[Task prompt]: Make an exact copy of the entries, and keep any pictures out of it.

[Recorded data]:
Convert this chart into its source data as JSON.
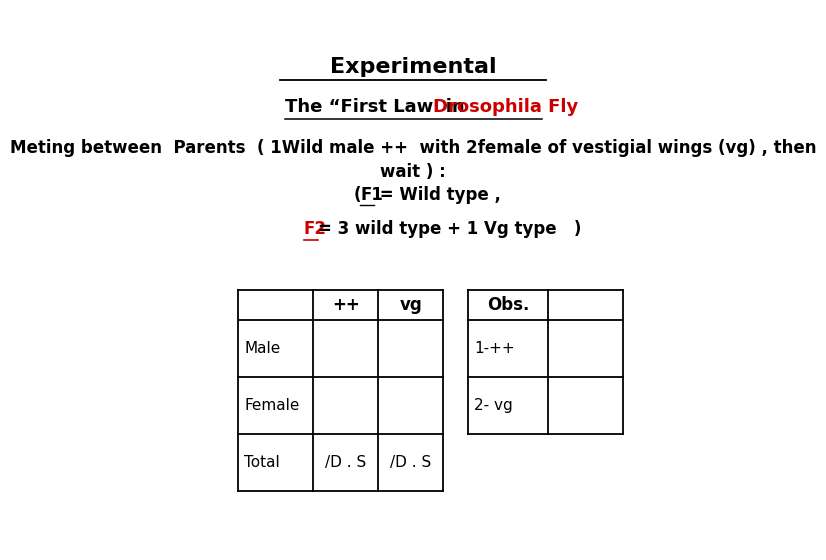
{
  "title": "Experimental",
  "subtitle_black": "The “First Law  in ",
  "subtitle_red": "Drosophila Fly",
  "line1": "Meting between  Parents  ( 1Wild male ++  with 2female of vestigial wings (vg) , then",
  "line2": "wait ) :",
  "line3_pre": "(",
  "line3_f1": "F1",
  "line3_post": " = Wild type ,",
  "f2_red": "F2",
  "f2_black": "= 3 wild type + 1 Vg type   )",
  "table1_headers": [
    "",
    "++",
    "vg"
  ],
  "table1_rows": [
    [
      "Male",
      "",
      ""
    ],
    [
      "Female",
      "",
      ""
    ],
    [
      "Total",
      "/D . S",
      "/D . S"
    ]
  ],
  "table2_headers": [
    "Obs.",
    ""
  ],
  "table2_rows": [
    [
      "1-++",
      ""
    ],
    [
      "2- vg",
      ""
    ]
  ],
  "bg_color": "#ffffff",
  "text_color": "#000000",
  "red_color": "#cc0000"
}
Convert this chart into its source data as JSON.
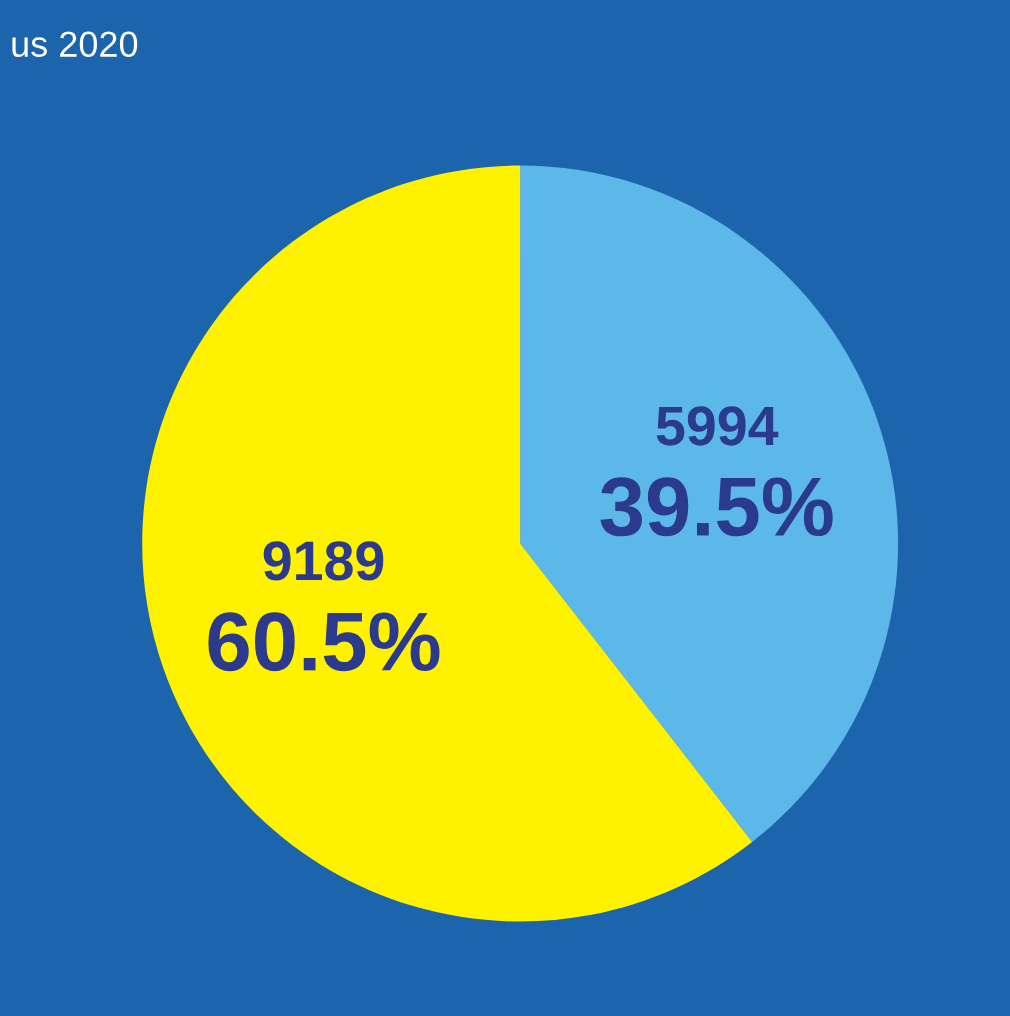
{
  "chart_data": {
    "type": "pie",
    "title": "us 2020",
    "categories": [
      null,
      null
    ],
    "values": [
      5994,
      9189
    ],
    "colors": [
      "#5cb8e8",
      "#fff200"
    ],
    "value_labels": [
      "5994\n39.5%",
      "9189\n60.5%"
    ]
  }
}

[Complete answer]:
Convert this chart into its source data as JSON.
{
  "title": "Experimental",
  "subtitle_black": "The “First Law  in ",
  "subtitle_red": "Drosophila Fly",
  "line1": "Meting between  Parents  ( 1Wild male ++  with 2female of vestigial wings (vg) , then",
  "line2": "wait ) :",
  "line3_pre": "(",
  "line3_f1": "F1",
  "line3_post": " = Wild type ,",
  "f2_red": "F2",
  "f2_black": "= 3 wild type + 1 Vg type   )",
  "table1_headers": [
    "",
    "++",
    "vg"
  ],
  "table1_rows": [
    [
      "Male",
      "",
      ""
    ],
    [
      "Female",
      "",
      ""
    ],
    [
      "Total",
      "/D . S",
      "/D . S"
    ]
  ],
  "table2_headers": [
    "Obs.",
    ""
  ],
  "table2_rows": [
    [
      "1-++",
      ""
    ],
    [
      "2- vg",
      ""
    ]
  ],
  "bg_color": "#ffffff",
  "text_color": "#000000",
  "red_color": "#cc0000"
}
Convert this chart into its source data as JSON.
{
  "chart_data": {
    "type": "pie",
    "title": "us 2020",
    "categories": [
      null,
      null
    ],
    "values": [
      5994,
      9189
    ],
    "colors": [
      "#5cb8e8",
      "#fff200"
    ],
    "value_labels": [
      "5994\n39.5%",
      "9189\n60.5%"
    ]
  }
}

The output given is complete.